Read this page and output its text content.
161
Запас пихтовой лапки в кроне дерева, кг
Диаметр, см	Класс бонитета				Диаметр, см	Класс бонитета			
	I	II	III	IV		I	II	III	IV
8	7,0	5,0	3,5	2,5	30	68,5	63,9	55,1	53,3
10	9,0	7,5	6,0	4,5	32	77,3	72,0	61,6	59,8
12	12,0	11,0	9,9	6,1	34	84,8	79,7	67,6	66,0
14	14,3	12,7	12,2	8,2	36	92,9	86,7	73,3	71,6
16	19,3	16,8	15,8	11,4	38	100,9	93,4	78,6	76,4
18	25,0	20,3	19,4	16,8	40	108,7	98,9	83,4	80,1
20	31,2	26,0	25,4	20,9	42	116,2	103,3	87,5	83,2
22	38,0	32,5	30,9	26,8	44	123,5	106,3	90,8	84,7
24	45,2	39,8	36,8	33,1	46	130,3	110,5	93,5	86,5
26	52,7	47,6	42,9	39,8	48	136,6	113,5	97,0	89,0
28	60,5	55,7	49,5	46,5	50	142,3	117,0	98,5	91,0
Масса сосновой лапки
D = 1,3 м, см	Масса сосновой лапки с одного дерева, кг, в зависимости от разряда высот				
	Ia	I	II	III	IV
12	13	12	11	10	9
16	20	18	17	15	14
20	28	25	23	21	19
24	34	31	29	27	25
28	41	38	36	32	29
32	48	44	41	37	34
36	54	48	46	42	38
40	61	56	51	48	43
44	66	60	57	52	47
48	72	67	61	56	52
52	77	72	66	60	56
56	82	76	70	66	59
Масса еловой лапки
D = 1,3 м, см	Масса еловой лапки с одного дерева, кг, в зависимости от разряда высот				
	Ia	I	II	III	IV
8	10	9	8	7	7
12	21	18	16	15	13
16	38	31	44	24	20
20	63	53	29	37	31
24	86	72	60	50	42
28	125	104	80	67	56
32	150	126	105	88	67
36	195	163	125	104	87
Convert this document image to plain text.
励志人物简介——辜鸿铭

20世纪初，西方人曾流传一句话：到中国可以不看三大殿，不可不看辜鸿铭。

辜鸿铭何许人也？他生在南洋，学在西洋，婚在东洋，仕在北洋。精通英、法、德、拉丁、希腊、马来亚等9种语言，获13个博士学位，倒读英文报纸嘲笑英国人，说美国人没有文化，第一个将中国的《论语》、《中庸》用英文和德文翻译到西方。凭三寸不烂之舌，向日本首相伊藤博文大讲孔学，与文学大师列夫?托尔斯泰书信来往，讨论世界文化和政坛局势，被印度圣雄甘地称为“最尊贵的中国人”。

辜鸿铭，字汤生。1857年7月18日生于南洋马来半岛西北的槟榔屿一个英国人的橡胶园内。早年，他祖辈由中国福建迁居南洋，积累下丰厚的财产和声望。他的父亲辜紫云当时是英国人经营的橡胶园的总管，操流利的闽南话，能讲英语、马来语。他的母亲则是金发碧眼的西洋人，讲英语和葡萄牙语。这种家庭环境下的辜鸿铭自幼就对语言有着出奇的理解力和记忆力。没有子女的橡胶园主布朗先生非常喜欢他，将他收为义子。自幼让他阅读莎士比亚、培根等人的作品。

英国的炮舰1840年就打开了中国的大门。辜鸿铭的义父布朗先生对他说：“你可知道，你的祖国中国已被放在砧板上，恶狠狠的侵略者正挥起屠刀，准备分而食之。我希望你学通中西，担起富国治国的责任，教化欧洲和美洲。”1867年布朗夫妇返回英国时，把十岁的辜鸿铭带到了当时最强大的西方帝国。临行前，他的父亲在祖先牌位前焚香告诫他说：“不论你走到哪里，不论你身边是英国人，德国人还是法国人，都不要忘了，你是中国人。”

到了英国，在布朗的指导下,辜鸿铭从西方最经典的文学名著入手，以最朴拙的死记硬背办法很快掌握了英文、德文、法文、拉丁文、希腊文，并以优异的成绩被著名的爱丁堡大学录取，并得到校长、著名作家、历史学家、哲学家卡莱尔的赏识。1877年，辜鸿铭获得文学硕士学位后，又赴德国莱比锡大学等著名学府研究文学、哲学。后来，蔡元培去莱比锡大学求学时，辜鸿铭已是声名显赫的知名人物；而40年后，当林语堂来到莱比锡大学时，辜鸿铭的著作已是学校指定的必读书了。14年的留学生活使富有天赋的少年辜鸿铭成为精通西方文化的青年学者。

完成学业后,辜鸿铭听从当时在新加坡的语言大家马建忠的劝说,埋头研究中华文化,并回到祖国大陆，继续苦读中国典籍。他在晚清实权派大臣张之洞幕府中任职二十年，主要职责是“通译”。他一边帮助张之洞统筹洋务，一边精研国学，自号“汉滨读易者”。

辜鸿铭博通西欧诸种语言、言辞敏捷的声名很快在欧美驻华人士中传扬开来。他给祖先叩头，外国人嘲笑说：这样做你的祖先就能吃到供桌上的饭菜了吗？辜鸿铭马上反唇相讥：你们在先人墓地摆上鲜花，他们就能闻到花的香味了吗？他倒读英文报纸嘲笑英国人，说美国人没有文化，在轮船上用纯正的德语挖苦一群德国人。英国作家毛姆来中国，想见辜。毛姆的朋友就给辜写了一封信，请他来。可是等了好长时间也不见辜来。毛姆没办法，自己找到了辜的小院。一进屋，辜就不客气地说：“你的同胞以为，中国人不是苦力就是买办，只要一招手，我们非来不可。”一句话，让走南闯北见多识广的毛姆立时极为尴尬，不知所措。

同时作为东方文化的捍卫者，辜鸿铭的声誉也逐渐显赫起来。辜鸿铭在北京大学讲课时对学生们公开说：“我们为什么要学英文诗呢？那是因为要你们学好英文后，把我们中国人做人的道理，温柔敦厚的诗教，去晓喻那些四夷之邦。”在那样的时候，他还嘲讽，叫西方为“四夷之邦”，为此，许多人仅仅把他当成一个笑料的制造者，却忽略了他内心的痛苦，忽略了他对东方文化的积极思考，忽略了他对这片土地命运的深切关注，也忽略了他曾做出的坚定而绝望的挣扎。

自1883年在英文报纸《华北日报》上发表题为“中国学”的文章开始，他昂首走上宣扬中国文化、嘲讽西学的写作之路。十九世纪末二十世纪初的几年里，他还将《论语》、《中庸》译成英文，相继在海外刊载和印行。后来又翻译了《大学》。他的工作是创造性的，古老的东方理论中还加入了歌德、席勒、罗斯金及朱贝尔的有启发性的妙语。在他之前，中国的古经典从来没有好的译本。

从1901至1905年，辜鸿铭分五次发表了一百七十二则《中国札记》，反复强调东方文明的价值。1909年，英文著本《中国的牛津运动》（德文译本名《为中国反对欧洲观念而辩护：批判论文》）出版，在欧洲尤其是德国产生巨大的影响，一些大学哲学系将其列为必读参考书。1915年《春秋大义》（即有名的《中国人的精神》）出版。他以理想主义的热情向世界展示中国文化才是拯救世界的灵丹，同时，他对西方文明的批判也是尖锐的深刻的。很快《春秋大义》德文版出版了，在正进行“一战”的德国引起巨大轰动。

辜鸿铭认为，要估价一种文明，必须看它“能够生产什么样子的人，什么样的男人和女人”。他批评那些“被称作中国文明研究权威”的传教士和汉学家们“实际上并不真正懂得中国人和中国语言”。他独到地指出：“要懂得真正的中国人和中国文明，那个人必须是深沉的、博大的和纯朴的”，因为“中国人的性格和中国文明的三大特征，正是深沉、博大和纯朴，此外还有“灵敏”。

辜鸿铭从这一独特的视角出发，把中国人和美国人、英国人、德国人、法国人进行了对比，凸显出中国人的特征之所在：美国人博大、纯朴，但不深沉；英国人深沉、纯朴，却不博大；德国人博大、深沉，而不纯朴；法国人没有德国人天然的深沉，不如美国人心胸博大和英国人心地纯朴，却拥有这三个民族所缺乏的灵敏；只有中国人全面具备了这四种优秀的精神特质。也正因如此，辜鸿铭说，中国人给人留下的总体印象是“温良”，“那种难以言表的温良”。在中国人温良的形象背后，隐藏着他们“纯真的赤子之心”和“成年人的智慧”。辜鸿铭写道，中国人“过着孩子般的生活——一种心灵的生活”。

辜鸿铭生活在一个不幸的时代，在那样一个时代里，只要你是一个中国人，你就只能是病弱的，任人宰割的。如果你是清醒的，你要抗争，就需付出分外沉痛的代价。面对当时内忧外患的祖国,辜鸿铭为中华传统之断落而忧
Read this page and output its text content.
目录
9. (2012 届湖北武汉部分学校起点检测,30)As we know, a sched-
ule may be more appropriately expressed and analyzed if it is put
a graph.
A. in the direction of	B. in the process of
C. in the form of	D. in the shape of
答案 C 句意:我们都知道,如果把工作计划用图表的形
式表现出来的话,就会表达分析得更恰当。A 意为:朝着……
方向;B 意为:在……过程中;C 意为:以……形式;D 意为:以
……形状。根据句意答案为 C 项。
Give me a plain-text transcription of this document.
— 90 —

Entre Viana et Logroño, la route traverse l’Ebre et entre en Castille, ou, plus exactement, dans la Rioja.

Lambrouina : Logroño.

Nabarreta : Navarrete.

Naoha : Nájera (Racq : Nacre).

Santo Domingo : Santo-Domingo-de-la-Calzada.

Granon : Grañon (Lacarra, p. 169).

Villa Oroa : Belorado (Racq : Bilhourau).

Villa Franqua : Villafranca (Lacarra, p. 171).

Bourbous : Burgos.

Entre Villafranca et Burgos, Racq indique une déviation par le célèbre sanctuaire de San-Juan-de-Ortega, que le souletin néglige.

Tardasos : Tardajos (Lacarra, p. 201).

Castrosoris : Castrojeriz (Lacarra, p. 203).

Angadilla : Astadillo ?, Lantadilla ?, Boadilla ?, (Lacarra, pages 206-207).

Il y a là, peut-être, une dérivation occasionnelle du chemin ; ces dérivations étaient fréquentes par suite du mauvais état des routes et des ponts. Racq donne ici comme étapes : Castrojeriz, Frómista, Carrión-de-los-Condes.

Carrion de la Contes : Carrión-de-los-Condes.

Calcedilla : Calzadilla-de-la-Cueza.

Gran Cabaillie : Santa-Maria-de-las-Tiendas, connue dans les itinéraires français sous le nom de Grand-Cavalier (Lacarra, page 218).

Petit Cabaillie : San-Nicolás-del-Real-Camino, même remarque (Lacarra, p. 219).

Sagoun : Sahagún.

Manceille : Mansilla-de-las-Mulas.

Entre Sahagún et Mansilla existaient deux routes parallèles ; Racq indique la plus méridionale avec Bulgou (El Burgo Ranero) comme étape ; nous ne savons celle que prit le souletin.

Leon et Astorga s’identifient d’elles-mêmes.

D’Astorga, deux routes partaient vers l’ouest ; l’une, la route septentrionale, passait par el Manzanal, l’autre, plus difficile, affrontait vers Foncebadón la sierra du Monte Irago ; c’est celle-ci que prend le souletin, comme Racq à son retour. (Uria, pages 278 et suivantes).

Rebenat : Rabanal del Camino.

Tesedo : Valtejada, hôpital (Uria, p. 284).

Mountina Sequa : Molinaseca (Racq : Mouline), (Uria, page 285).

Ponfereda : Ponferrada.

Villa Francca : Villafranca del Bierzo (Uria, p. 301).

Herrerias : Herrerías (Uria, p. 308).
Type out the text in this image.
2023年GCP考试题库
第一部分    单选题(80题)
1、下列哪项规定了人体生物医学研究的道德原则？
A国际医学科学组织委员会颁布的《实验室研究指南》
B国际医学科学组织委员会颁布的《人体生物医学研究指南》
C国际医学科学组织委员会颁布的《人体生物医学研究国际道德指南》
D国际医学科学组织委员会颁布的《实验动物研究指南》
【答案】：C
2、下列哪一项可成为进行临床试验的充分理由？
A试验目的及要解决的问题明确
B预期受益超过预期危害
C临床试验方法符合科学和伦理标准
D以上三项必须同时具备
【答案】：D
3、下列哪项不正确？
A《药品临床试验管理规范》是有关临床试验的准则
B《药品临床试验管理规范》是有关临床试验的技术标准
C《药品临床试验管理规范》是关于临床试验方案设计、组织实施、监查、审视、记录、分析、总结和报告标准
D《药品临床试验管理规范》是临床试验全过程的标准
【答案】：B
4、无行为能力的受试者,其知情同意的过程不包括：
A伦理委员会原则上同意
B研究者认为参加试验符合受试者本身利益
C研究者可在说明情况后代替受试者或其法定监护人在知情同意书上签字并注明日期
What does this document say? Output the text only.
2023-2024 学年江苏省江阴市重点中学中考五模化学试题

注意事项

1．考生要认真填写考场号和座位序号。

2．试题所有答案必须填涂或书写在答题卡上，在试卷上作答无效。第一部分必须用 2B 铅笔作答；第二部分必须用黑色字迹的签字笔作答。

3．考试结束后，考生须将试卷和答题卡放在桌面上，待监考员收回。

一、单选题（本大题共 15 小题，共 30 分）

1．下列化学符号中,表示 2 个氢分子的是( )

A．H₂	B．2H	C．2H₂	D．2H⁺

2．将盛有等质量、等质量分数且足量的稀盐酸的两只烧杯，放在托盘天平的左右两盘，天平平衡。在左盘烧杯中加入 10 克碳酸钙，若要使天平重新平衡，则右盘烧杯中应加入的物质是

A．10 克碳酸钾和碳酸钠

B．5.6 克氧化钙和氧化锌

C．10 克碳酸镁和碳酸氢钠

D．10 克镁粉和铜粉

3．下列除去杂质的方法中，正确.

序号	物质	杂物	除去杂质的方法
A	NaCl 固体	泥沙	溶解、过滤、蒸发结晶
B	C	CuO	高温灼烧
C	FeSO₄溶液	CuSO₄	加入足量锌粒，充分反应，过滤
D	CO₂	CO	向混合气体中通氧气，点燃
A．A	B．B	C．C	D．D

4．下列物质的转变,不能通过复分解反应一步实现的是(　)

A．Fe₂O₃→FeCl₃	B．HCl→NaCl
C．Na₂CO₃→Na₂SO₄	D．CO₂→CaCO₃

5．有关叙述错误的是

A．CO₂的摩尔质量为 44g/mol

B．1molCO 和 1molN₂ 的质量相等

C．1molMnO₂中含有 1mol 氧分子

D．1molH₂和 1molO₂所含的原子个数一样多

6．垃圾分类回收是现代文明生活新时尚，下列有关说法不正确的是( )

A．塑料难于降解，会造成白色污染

+++

§ **WHAT NEEDS TO BE DONE**
Search the entries for the word "одного" and copy every line that has it.

§ **IN RESPONSE**
D = 1,3 м, см	Масса сосновой лапки с одного дерева, кг, в зависимости от разряда высот				
D = 1,3 м, см	Масса еловой лапки с одного дерева, кг, в зависимости от разряда высот				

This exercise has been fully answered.